■ **Do this**
Extract the data exactly, missing nothing.

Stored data

+-------+

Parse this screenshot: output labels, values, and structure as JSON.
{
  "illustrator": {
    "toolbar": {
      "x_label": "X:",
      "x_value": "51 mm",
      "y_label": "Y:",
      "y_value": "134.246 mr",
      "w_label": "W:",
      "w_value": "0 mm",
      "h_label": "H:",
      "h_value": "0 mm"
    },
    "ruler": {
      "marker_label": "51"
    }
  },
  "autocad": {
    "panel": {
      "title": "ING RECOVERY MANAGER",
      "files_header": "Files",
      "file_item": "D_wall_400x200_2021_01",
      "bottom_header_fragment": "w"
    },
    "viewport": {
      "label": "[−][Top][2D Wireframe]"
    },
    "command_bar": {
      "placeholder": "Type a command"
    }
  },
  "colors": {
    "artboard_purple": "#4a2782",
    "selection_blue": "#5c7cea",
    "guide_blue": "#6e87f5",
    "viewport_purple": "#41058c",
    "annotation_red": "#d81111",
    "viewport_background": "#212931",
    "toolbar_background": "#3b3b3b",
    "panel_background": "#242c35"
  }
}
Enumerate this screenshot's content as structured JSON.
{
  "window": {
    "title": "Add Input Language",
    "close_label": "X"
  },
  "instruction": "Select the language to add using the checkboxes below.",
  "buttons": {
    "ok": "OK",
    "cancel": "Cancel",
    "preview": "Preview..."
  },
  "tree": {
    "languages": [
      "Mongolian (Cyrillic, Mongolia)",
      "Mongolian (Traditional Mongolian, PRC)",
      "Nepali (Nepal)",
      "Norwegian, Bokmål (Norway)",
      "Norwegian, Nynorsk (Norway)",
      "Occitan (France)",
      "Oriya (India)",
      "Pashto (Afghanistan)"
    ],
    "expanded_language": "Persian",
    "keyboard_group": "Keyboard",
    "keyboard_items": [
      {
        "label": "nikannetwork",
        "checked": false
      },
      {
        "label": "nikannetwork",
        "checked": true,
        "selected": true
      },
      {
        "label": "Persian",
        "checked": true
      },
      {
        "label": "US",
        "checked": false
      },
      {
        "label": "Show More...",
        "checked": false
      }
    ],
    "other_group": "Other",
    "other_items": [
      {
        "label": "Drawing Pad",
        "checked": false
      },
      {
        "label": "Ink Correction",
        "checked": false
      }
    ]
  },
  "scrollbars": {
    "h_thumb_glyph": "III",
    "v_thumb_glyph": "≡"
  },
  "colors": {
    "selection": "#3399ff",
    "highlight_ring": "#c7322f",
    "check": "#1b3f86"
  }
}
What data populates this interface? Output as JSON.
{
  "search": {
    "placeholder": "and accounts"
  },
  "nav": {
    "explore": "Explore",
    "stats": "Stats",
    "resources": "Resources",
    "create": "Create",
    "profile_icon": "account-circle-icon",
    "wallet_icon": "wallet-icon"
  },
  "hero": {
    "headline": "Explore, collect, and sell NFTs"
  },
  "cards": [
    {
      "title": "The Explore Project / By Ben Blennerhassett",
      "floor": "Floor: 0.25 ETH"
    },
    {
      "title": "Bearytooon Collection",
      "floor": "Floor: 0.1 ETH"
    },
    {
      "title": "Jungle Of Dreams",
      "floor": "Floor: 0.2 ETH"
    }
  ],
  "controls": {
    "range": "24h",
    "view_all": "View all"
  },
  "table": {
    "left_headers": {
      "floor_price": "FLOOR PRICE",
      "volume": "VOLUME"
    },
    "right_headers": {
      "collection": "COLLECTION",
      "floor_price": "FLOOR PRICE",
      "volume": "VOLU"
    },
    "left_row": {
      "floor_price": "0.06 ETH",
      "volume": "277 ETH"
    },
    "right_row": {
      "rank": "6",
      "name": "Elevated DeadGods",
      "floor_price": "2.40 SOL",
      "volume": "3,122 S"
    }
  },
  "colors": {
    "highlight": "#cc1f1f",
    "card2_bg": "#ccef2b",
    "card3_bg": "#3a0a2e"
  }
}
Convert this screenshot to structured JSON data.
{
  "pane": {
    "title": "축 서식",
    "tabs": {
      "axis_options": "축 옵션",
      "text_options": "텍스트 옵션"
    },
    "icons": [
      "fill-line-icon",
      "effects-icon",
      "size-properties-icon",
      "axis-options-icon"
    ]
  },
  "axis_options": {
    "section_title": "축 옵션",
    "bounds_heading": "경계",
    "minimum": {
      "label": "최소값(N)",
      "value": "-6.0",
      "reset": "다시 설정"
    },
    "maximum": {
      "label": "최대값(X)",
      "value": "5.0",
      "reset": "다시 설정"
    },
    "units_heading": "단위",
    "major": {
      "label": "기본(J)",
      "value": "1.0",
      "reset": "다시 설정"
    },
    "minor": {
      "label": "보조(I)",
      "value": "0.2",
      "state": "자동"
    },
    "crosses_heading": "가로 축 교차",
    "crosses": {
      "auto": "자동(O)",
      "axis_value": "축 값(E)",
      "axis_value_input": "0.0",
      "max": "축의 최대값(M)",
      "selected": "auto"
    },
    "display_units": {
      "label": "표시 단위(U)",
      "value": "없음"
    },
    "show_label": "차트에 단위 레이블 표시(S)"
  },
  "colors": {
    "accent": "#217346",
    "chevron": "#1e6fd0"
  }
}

+-------+

■ **Task output**
Parse this screenshot: output labels, values, and structure as JSON.
{
  "illustrator": {
    "toolbar": {
      "x_label": "X:",
      "x_value": "51 mm",
      "y_label": "Y:",
      "y_value": "134.246 mr",
      "w_label": "W:",
      "w_value": "0 mm",
      "h_label": "H:",
      "h_value": "0 mm"
    },
    "ruler": {
      "marker_label": "51"
    }
  },
  "autocad": {
    "panel": {
      "title": "ING RECOVERY MANAGER",
      "files_header": "Files",
      "file_item": "D_wall_400x200_2021_01",
      "bottom_header_fragment": "w"
    },
    "viewport": {
      "label": "[−][Top][2D Wireframe]"
    },
    "command_bar": {
      "placeholder": "Type a command"
    }
  },
  "colors": {
    "artboard_purple": "#4a2782",
    "selection_blue": "#5c7cea",
    "guide_blue": "#6e87f5",
    "viewport_purple": "#41058c",
    "annotation_red": "#d81111",
    "viewport_background": "#212931",
    "toolbar_background": "#3b3b3b",
    "panel_background": "#242c35"
  }
}
Enumerate this screenshot's content as structured JSON.
{
  "window": {
    "title": "Add Input Language",
    "close_label": "X"
  },
  "instruction": "Select the language to add using the checkboxes below.",
  "buttons": {
    "ok": "OK",
    "cancel": "Cancel",
    "preview": "Preview..."
  },
  "tree": {
    "languages": [
      "Mongolian (Cyrillic, Mongolia)",
      "Mongolian (Traditional Mongolian, PRC)",
      "Nepali (Nepal)",
      "Norwegian, Bokmål (Norway)",
      "Norwegian, Nynorsk (Norway)",
      "Occitan (France)",
      "Oriya (India)",
      "Pashto (Afghanistan)"
    ],
    "expanded_language": "Persian",
    "keyboard_group": "Keyboard",
    "keyboard_items": [
      {
        "label": "nikannetwork",
        "checked": false
      },
      {
        "label": "nikannetwork",
        "checked": true,
        "selected": true
      },
      {
        "label": "Persian",
        "checked": true
      },
      {
        "label": "US",
        "checked": false
      },
      {
        "label": "Show More...",
        "checked": false
      }
    ],
    "other_group": "Other",
    "other_items": [
      {
        "label": "Drawing Pad",
        "checked": false
      },
      {
        "label": "Ink Correction",
        "checked": false
      }
    ]
  },
  "scrollbars": {
    "h_thumb_glyph": "III",
    "v_thumb_glyph": "≡"
  },
  "colors": {
    "selection": "#3399ff",
    "highlight_ring": "#c7322f",
    "check": "#1b3f86"
  }
}
What data populates this interface? Output as JSON.
{
  "search": {
    "placeholder": "and accounts"
  },
  "nav": {
    "explore": "Explore",
    "stats": "Stats",
    "resources": "Resources",
    "create": "Create",
    "profile_icon": "account-circle-icon",
    "wallet_icon": "wallet-icon"
  },
  "hero": {
    "headline": "Explore, collect, and sell NFTs"
  },
  "cards": [
    {
      "title": "The Explore Project / By Ben Blennerhassett",
      "floor": "Floor: 0.25 ETH"
    },
    {
      "title": "Bearytooon Collection",
      "floor": "Floor: 0.1 ETH"
    },
    {
      "title": "Jungle Of Dreams",
      "floor": "Floor: 0.2 ETH"
    }
  ],
  "controls": {
    "range": "24h",
    "view_all": "View all"
  },
  "table": {
    "left_headers": {
      "floor_price": "FLOOR PRICE",
      "volume": "VOLUME"
    },
    "right_headers": {
      "collection": "COLLECTION",
      "floor_price": "FLOOR PRICE",
      "volume": "VOLU"
    },
    "left_row": {
      "floor_price": "0.06 ETH",
      "volume": "277 ETH"
    },
    "right_row": {
      "rank": "6",
      "name": "Elevated DeadGods",
      "floor_price": "2.40 SOL",
      "volume": "3,122 S"
    }
  },
  "colors": {
    "highlight": "#cc1f1f",
    "card2_bg": "#ccef2b",
    "card3_bg": "#3a0a2e"
  }
}
Convert this screenshot to structured JSON data.
{
  "pane": {
    "title": "축 서식",
    "tabs": {
      "axis_options": "축 옵션",
      "text_options": "텍스트 옵션"
    },
    "icons": [
      "fill-line-icon",
      "effects-icon",
      "size-properties-icon",
      "axis-options-icon"
    ]
  },
  "axis_options": {
    "section_title": "축 옵션",
    "bounds_heading": "경계",
    "minimum": {
      "label": "최소값(N)",
      "value": "-6.0",
      "reset": "다시 설정"
    },
    "maximum": {
      "label": "최대값(X)",
      "value": "5.0",
      "reset": "다시 설정"
    },
    "units_heading": "단위",
    "major": {
      "label": "기본(J)",
      "value": "1.0",
      "reset": "다시 설정"
    },
    "minor": {
      "label": "보조(I)",
      "value": "0.2",
      "state": "자동"
    },
    "crosses_heading": "가로 축 교차",
    "crosses": {
      "auto": "자동(O)",
      "axis_value": "축 값(E)",
      "axis_value_input": "0.0",
      "max": "축의 최대값(M)",
      "selected": "auto"
    },
    "display_units": {
      "label": "표시 단위(U)",
      "value": "없음"
    },
    "show_label": "차트에 단위 레이블 표시(S)"
  },
  "colors": {
    "accent": "#217346",
    "chevron": "#1e6fd0"
  }
}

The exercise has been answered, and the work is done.